Work required
Reproduce each line that includes the word "basse".

Data for processing
★ ★ ★
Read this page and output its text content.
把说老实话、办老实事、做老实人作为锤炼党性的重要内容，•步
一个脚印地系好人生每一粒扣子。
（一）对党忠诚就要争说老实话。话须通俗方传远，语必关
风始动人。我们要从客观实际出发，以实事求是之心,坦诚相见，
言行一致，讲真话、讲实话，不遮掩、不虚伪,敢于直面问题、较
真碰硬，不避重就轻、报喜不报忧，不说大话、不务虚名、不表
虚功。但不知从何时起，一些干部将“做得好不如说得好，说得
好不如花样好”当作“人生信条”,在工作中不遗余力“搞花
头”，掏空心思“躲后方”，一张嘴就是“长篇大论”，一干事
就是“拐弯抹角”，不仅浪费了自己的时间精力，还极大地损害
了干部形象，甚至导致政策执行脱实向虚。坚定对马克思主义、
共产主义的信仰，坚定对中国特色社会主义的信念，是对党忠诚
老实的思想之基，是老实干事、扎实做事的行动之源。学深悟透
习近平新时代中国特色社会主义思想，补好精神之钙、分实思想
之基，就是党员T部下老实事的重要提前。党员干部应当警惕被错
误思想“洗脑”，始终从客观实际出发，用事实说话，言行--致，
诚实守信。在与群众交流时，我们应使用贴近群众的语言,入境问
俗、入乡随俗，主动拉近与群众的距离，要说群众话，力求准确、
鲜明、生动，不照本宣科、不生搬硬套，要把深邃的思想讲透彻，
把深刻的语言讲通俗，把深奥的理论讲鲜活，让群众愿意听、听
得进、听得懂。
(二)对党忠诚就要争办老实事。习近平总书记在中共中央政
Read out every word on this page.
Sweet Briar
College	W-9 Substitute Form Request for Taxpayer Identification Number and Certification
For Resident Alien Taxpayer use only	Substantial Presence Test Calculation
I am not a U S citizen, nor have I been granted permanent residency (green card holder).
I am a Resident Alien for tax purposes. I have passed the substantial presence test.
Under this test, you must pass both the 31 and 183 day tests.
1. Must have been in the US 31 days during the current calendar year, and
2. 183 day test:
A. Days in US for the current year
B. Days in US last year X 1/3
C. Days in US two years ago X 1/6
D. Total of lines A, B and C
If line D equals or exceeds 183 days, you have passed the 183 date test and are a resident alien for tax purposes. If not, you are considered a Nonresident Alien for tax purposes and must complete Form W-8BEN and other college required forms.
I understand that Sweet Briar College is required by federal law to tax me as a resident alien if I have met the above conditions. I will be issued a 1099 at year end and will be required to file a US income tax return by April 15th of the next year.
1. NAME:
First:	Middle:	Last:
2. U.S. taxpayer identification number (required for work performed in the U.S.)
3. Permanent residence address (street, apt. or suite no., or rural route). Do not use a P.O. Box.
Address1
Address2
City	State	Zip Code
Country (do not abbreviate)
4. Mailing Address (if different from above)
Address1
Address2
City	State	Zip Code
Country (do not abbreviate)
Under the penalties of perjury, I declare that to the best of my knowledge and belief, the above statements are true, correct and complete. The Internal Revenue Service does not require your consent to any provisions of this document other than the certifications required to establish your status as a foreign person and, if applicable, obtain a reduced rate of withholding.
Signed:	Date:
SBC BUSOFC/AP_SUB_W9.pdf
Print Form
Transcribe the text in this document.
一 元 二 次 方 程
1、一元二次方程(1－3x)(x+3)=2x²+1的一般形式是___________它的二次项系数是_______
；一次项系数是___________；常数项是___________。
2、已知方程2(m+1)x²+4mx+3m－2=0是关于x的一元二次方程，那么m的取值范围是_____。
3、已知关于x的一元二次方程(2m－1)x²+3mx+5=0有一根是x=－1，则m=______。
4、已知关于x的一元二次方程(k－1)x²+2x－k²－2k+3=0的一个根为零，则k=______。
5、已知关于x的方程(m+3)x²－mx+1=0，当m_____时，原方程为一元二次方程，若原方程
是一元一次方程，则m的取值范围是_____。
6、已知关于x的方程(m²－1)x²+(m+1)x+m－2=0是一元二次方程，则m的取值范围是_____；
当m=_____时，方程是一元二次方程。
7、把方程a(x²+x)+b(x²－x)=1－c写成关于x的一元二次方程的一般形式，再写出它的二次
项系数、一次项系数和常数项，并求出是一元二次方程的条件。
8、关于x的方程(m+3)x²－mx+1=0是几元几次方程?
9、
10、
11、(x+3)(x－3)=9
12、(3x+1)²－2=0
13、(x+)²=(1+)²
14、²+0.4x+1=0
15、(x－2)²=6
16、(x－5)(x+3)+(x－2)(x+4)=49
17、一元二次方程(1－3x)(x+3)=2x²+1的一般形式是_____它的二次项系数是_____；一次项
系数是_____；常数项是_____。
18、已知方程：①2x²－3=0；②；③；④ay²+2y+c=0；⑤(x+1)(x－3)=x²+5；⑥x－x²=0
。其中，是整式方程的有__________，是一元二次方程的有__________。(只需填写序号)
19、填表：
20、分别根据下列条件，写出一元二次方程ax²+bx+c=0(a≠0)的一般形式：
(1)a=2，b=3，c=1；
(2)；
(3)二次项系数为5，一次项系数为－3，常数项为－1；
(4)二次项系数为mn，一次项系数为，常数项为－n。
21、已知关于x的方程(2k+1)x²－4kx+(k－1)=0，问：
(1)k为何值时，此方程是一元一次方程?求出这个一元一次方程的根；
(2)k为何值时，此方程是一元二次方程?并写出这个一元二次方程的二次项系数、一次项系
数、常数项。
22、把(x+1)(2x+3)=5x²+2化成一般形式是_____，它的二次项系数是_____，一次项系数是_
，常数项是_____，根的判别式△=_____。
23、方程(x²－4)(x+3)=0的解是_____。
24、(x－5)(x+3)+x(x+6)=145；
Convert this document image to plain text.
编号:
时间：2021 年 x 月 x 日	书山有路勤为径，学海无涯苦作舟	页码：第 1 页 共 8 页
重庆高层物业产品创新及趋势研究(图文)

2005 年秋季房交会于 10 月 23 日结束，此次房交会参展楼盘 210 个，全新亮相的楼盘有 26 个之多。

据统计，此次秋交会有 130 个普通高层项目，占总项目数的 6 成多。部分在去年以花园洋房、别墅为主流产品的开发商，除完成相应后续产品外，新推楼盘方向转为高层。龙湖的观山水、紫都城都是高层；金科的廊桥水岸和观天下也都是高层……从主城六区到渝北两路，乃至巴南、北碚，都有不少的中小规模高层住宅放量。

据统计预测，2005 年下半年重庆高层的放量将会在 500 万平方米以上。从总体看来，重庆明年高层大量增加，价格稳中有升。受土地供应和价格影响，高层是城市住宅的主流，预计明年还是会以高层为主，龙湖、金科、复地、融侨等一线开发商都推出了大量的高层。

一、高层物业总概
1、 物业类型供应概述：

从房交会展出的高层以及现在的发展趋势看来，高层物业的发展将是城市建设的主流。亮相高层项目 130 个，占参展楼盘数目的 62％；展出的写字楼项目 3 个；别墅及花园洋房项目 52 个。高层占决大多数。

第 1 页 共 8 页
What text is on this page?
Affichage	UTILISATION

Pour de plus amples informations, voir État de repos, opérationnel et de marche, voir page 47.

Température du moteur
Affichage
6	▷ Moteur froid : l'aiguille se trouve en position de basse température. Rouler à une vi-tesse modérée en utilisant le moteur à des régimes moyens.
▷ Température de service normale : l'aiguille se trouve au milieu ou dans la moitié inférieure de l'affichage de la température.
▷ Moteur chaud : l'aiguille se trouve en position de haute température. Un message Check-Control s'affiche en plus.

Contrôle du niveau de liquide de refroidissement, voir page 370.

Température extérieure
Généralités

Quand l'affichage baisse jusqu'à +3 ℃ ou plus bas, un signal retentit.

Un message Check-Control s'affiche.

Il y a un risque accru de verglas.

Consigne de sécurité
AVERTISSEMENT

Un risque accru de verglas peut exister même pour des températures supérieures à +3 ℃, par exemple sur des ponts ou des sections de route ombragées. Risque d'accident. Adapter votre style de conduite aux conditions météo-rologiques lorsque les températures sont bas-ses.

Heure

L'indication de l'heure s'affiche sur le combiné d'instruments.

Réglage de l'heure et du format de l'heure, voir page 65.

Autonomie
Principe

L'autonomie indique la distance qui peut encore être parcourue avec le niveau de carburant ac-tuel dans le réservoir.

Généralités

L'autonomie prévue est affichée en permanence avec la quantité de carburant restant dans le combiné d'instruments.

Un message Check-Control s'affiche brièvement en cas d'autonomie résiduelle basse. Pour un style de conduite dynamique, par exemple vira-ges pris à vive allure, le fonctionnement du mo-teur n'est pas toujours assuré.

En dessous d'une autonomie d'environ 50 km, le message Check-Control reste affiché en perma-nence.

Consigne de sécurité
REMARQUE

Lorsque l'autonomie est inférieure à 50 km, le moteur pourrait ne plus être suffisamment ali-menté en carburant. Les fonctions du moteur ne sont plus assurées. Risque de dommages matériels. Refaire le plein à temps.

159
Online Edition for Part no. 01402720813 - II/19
★ ★ ★
Solution
6	▷ Moteur froid : l'aiguille se trouve en position de basse température. Rouler à une vi-tesse modérée en utilisant le moteur à des régimes moyens.
Un message Check-Control s'affiche brièvement en cas d'autonomie résiduelle basse. Pour un style de conduite dynamique, par exemple vira-ges pris à vive allure, le fonctionnement du mo-teur n'est pas toujours assuré.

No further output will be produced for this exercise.